(Dataset items)
-- begin --

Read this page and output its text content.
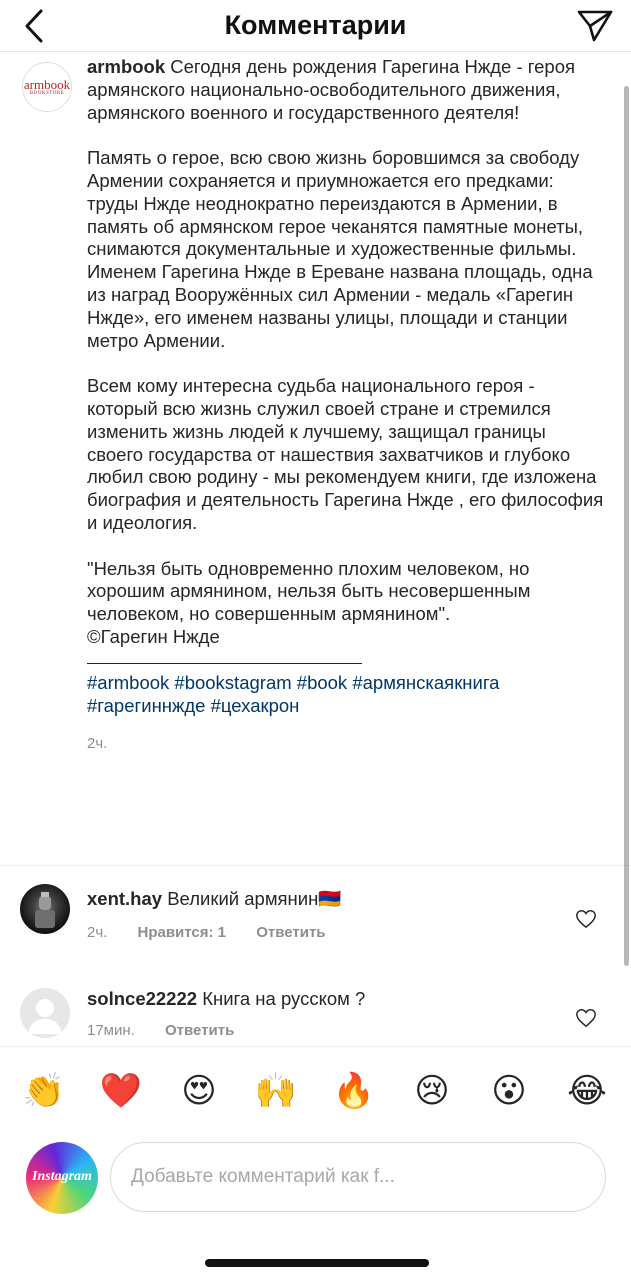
Комментарии
armbook
BOOKSTORE

armbook Сегодня день рождения Гарегина Нжде - героя армянского национально-освободительного движения, армянского военного и государственного деятеля!

Память о герое, всю свою жизнь боровшимся за свободу Армении сохраняется и приумножается его предками: труды Нжде неоднократно переиздаются в Армении, в память об армянском герое чеканятся памятные монеты, снимаются документальные и художественные фильмы. Именем Гарегина Нжде в Ереване названа площадь, одна из наград Вооружённых сил Армении - медаль «Гарегин Нжде», его именем названы улицы, площади и станции метро Армении.

Всем кому интересна судьба национального героя - который всю жизнь служил своей стране и стремился изменить жизнь людей к лучшему, защищал границы своего государства от нашествия захватчиков и глубоко любил свою родину - мы рекомендуем книги, где изложена биография и деятельность Гарегина Нжде , его философия и идеология.

"Нельзя быть одновременно плохим человеком, но хорошим армянином, нельзя быть несовершенным человеком, но совершенным армянином".
©Гарегин Нжде
#armbook #bookstagram #book #армянскаякнига #гарегиннжде #цехакрон
2ч.
xent.hay Великий армянин🇦🇲
2ч. Нравится: 1 Ответить
solnce22222 Книга на русском ?
17мин. Ответить
👏 ❤️ 😍 🙌 🔥 😢 😮 😂
Instagram
Добавьте комментарий как f...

-- end --

Exact duplication of all the records is required; pictures are omitted from the copy.

Read this page and output its text content.
Комментарии
armbook
BOOKSTORE

armbook Сегодня день рождения Гарегина Нжде - героя армянского национально-освободительного движения, армянского военного и государственного деятеля!

Память о герое, всю свою жизнь боровшимся за свободу Армении сохраняется и приумножается его предками: труды Нжде неоднократно переиздаются в Армении, в память об армянском герое чеканятся памятные монеты, снимаются документальные и художественные фильмы. Именем Гарегина Нжде в Ереване названа площадь, одна из наград Вооружённых сил Армении - медаль «Гарегин Нжде», его именем названы улицы, площади и станции метро Армении.

Всем кому интересна судьба национального героя - который всю жизнь служил своей стране и стремился изменить жизнь людей к лучшему, защищал границы своего государства от нашествия захватчиков и глубоко любил свою родину - мы рекомендуем книги, где изложена биография и деятельность Гарегина Нжде , его философия и идеология.

"Нельзя быть одновременно плохим человеком, но хорошим армянином, нельзя быть несовершенным человеком, но совершенным армянином".
©Гарегин Нжде
#armbook #bookstagram #book #армянскаякнига #гарегиннжде #цехакрон
2ч.
xent.hay Великий армянин🇦🇲
2ч. Нравится: 1 Ответить
solnce22222 Книга на русском ?
17мин. Ответить
👏 ❤️ 😍 🙌 🔥 😢 😮 😂
Instagram
Добавьте комментарий как f...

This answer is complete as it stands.